▸ Task requirements: Your job is to restate each entry word for word.

Figure record listings

※

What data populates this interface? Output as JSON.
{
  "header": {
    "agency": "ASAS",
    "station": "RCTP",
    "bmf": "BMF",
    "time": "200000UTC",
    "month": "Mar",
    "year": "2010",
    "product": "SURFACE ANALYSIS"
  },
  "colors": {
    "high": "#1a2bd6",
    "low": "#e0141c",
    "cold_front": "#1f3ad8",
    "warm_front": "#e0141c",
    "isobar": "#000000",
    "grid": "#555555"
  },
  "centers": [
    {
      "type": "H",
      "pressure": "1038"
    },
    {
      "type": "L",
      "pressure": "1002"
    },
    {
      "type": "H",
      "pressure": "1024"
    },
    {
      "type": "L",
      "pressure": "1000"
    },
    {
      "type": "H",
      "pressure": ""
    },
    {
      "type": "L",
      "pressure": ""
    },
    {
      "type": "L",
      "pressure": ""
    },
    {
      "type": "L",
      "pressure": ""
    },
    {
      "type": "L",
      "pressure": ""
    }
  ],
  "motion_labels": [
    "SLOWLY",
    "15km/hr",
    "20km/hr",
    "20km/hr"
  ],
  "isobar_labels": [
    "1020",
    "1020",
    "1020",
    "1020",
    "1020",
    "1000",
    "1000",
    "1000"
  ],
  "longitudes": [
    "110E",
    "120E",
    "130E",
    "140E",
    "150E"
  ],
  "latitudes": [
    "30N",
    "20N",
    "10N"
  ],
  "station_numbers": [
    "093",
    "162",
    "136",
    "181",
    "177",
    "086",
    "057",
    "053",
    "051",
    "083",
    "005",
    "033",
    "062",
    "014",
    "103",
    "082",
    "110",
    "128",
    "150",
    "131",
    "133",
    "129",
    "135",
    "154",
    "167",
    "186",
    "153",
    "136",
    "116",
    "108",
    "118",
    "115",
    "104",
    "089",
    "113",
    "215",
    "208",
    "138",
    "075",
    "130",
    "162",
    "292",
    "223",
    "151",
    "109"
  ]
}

※

▸ Task response:
What data populates this interface? Output as JSON.
{
  "header": {
    "agency": "ASAS",
    "station": "RCTP",
    "bmf": "BMF",
    "time": "200000UTC",
    "month": "Mar",
    "year": "2010",
    "product": "SURFACE ANALYSIS"
  },
  "colors": {
    "high": "#1a2bd6",
    "low": "#e0141c",
    "cold_front": "#1f3ad8",
    "warm_front": "#e0141c",
    "isobar": "#000000",
    "grid": "#555555"
  },
  "centers": [
    {
      "type": "H",
      "pressure": "1038"
    },
    {
      "type": "L",
      "pressure": "1002"
    },
    {
      "type": "H",
      "pressure": "1024"
    },
    {
      "type": "L",
      "pressure": "1000"
    },
    {
      "type": "H",
      "pressure": ""
    },
    {
      "type": "L",
      "pressure": ""
    },
    {
      "type": "L",
      "pressure": ""
    },
    {
      "type": "L",
      "pressure": ""
    },
    {
      "type": "L",
      "pressure": ""
    }
  ],
  "motion_labels": [
    "SLOWLY",
    "15km/hr",
    "20km/hr",
    "20km/hr"
  ],
  "isobar_labels": [
    "1020",
    "1020",
    "1020",
    "1020",
    "1020",
    "1000",
    "1000",
    "1000"
  ],
  "longitudes": [
    "110E",
    "120E",
    "130E",
    "140E",
    "150E"
  ],
  "latitudes": [
    "30N",
    "20N",
    "10N"
  ],
  "station_numbers": [
    "093",
    "162",
    "136",
    "181",
    "177",
    "086",
    "057",
    "053",
    "051",
    "083",
    "005",
    "033",
    "062",
    "014",
    "103",
    "082",
    "110",
    "128",
    "150",
    "131",
    "133",
    "129",
    "135",
    "154",
    "167",
    "186",
    "153",
    "136",
    "116",
    "108",
    "118",
    "115",
    "104",
    "089",
    "113",
    "215",
    "208",
    "138",
    "075",
    "130",
    "162",
    "292",
    "223",
    "151",
    "109"
  ]
}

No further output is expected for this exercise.